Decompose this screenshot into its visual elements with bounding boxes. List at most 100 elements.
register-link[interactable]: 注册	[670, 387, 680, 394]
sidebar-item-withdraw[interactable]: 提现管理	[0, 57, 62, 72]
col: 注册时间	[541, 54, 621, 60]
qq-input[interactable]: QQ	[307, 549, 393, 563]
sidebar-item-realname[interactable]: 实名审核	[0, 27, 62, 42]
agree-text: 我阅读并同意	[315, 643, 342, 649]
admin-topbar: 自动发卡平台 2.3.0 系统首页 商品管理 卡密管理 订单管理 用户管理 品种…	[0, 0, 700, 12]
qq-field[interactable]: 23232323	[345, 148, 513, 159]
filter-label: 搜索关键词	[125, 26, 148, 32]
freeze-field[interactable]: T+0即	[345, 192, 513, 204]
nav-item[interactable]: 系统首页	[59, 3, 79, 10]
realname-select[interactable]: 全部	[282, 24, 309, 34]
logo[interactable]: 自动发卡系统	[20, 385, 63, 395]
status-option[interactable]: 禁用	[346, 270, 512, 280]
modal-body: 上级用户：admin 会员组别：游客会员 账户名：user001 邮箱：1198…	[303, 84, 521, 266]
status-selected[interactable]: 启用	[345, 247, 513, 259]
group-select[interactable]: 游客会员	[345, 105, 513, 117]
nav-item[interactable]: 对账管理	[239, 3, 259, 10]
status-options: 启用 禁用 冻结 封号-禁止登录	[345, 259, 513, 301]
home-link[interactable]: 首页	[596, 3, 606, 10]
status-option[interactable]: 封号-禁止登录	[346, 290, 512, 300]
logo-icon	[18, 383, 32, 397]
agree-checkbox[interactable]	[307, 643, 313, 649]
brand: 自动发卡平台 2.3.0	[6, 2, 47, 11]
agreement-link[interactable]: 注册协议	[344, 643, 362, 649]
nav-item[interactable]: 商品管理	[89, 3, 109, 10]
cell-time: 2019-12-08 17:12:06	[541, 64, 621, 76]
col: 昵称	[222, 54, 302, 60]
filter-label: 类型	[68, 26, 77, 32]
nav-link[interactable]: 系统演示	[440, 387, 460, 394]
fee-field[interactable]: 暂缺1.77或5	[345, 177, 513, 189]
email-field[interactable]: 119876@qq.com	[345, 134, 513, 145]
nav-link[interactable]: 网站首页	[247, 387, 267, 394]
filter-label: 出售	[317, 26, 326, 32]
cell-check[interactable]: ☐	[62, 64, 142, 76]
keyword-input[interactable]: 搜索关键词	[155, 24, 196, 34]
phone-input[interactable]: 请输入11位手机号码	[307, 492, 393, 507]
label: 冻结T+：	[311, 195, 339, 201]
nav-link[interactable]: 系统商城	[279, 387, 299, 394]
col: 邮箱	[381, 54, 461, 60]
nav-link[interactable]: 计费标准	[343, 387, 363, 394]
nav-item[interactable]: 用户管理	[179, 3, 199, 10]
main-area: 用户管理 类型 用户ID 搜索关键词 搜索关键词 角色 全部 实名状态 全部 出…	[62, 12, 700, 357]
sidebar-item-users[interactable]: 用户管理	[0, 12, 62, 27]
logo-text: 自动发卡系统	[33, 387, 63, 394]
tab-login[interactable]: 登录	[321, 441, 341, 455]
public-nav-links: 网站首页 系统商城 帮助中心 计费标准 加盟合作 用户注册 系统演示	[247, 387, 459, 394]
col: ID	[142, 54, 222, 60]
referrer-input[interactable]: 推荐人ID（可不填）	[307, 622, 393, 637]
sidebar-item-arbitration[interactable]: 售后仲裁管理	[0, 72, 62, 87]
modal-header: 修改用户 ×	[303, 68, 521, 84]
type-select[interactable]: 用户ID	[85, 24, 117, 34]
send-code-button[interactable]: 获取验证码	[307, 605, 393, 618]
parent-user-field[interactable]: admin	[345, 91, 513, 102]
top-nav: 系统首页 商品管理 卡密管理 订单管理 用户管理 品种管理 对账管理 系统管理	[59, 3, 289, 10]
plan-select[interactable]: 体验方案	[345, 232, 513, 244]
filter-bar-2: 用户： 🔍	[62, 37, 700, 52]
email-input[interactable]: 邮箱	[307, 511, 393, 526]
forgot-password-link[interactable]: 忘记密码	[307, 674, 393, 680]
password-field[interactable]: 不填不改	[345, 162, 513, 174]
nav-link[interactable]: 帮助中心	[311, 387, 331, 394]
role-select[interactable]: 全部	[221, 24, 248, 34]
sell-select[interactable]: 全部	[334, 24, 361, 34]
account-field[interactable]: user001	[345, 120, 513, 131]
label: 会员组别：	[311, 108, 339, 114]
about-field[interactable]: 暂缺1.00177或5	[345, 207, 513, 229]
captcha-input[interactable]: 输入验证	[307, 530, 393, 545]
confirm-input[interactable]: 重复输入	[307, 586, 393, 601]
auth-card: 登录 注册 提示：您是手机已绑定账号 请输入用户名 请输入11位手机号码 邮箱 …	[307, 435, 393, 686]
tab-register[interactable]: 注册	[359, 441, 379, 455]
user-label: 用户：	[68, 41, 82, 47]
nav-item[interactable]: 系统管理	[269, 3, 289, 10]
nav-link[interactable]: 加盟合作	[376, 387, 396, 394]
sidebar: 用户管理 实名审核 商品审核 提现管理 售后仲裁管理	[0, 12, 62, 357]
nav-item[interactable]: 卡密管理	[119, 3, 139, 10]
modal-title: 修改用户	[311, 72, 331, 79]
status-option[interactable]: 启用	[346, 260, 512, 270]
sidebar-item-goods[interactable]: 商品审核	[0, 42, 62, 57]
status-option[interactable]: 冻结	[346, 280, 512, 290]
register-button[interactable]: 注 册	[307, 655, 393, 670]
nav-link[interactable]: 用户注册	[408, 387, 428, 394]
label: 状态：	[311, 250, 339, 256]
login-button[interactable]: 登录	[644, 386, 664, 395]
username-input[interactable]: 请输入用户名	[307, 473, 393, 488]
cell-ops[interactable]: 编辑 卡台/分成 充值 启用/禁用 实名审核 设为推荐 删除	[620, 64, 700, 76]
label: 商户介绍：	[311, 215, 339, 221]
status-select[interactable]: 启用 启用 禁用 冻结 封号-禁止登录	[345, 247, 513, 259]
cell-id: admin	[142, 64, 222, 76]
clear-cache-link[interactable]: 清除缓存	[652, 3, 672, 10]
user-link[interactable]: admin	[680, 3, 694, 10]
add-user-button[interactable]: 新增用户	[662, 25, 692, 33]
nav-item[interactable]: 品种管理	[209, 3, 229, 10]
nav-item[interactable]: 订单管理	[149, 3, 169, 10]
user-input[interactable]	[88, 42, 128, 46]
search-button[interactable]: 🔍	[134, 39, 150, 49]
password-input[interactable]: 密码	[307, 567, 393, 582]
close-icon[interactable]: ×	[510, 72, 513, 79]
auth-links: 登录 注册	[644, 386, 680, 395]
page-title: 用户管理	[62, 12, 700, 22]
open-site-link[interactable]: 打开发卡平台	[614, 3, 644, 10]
****
- **Problem to work on**
Can you copy the whole listing above line for line, without changing anything?

- **Final result**
Decompose this screenshot into its visual elements with bounding boxes. List at most 100 elements.
register-link[interactable]: 注册	[670, 387, 680, 394]
sidebar-item-withdraw[interactable]: 提现管理	[0, 57, 62, 72]
col: 注册时间	[541, 54, 621, 60]
qq-input[interactable]: QQ	[307, 549, 393, 563]
sidebar-item-realname[interactable]: 实名审核	[0, 27, 62, 42]
agree-text: 我阅读并同意	[315, 643, 342, 649]
admin-topbar: 自动发卡平台 2.3.0 系统首页 商品管理 卡密管理 订单管理 用户管理 品种…	[0, 0, 700, 12]
qq-field[interactable]: 23232323	[345, 148, 513, 159]
filter-label: 搜索关键词	[125, 26, 148, 32]
freeze-field[interactable]: T+0即	[345, 192, 513, 204]
nav-item[interactable]: 系统首页	[59, 3, 79, 10]
realname-select[interactable]: 全部	[282, 24, 309, 34]
logo[interactable]: 自动发卡系统	[20, 385, 63, 395]
status-option[interactable]: 禁用	[346, 270, 512, 280]
modal-body: 上级用户：admin 会员组别：游客会员 账户名：user001 邮箱：1198…	[303, 84, 521, 266]
status-selected[interactable]: 启用	[345, 247, 513, 259]
group-select[interactable]: 游客会员	[345, 105, 513, 117]
nav-item[interactable]: 对账管理	[239, 3, 259, 10]
status-options: 启用 禁用 冻结 封号-禁止登录	[345, 259, 513, 301]
home-link[interactable]: 首页	[596, 3, 606, 10]
status-option[interactable]: 封号-禁止登录	[346, 290, 512, 300]
logo-icon	[18, 383, 32, 397]
agree-checkbox[interactable]	[307, 643, 313, 649]
brand: 自动发卡平台 2.3.0	[6, 2, 47, 11]
agreement-link[interactable]: 注册协议	[344, 643, 362, 649]
nav-item[interactable]: 商品管理	[89, 3, 109, 10]
cell-time: 2019-12-08 17:12:06	[541, 64, 621, 76]
col: 昵称	[222, 54, 302, 60]
filter-label: 类型	[68, 26, 77, 32]
nav-link[interactable]: 系统演示	[440, 387, 460, 394]
fee-field[interactable]: 暂缺1.77或5	[345, 177, 513, 189]
email-field[interactable]: 119876@qq.com	[345, 134, 513, 145]
nav-link[interactable]: 网站首页	[247, 387, 267, 394]
filter-label: 出售	[317, 26, 326, 32]
cell-check[interactable]: ☐	[62, 64, 142, 76]
keyword-input[interactable]: 搜索关键词	[155, 24, 196, 34]
phone-input[interactable]: 请输入11位手机号码	[307, 492, 393, 507]
label: 冻结T+：	[311, 195, 339, 201]
nav-link[interactable]: 系统商城	[279, 387, 299, 394]
col: 邮箱	[381, 54, 461, 60]
nav-link[interactable]: 计费标准	[343, 387, 363, 394]
nav-item[interactable]: 用户管理	[179, 3, 199, 10]
main-area: 用户管理 类型 用户ID 搜索关键词 搜索关键词 角色 全部 实名状态 全部 出…	[62, 12, 700, 357]
sidebar-item-users[interactable]: 用户管理	[0, 12, 62, 27]
logo-text: 自动发卡系统	[33, 387, 63, 394]
tab-login[interactable]: 登录	[321, 441, 341, 455]
public-nav-links: 网站首页 系统商城 帮助中心 计费标准 加盟合作 用户注册 系统演示	[247, 387, 459, 394]
col: ID	[142, 54, 222, 60]
referrer-input[interactable]: 推荐人ID（可不填）	[307, 622, 393, 637]
sidebar-item-arbitration[interactable]: 售后仲裁管理	[0, 72, 62, 87]
modal-header: 修改用户 ×	[303, 68, 521, 84]
type-select[interactable]: 用户ID	[85, 24, 117, 34]
send-code-button[interactable]: 获取验证码	[307, 605, 393, 618]
parent-user-field[interactable]: admin	[345, 91, 513, 102]
top-nav: 系统首页 商品管理 卡密管理 订单管理 用户管理 品种管理 对账管理 系统管理	[59, 3, 289, 10]
plan-select[interactable]: 体验方案	[345, 232, 513, 244]
filter-bar-2: 用户： 🔍	[62, 37, 700, 52]
email-input[interactable]: 邮箱	[307, 511, 393, 526]
forgot-password-link[interactable]: 忘记密码	[307, 674, 393, 680]
password-field[interactable]: 不填不改	[345, 162, 513, 174]
nav-link[interactable]: 帮助中心	[311, 387, 331, 394]
role-select[interactable]: 全部	[221, 24, 248, 34]
sell-select[interactable]: 全部	[334, 24, 361, 34]
account-field[interactable]: user001	[345, 120, 513, 131]
label: 会员组别：	[311, 108, 339, 114]
about-field[interactable]: 暂缺1.00177或5	[345, 207, 513, 229]
captcha-input[interactable]: 输入验证	[307, 530, 393, 545]
confirm-input[interactable]: 重复输入	[307, 586, 393, 601]
auth-card: 登录 注册 提示：您是手机已绑定账号 请输入用户名 请输入11位手机号码 邮箱 …	[307, 435, 393, 686]
tab-register[interactable]: 注册	[359, 441, 379, 455]
user-label: 用户：	[68, 41, 82, 47]
nav-item[interactable]: 系统管理	[269, 3, 289, 10]
nav-link[interactable]: 加盟合作	[376, 387, 396, 394]
sidebar: 用户管理 实名审核 商品审核 提现管理 售后仲裁管理	[0, 12, 62, 357]
nav-item[interactable]: 卡密管理	[119, 3, 139, 10]
modal-title: 修改用户	[311, 72, 331, 79]
status-option[interactable]: 启用	[346, 260, 512, 270]
sidebar-item-goods[interactable]: 商品审核	[0, 42, 62, 57]
status-option[interactable]: 冻结	[346, 280, 512, 290]
register-button[interactable]: 注 册	[307, 655, 393, 670]
nav-link[interactable]: 用户注册	[408, 387, 428, 394]
label: 状态：	[311, 250, 339, 256]
login-button[interactable]: 登录	[644, 386, 664, 395]
username-input[interactable]: 请输入用户名	[307, 473, 393, 488]
cell-ops[interactable]: 编辑 卡台/分成 充值 启用/禁用 实名审核 设为推荐 删除	[620, 64, 700, 76]
label: 商户介绍：	[311, 215, 339, 221]
status-select[interactable]: 启用 启用 禁用 冻结 封号-禁止登录	[345, 247, 513, 259]
cell-id: admin	[142, 64, 222, 76]
clear-cache-link[interactable]: 清除缓存	[652, 3, 672, 10]
user-link[interactable]: admin	[680, 3, 694, 10]
add-user-button[interactable]: 新增用户	[662, 25, 692, 33]
nav-item[interactable]: 品种管理	[209, 3, 229, 10]
nav-item[interactable]: 订单管理	[149, 3, 169, 10]
user-input[interactable]	[88, 42, 128, 46]
search-button[interactable]: 🔍	[134, 39, 150, 49]
password-input[interactable]: 密码	[307, 567, 393, 582]
close-icon[interactable]: ×	[510, 72, 513, 79]
auth-links: 登录 注册	[644, 386, 680, 395]
page-title: 用户管理	[62, 12, 700, 22]
open-site-link[interactable]: 打开发卡平台	[614, 3, 644, 10]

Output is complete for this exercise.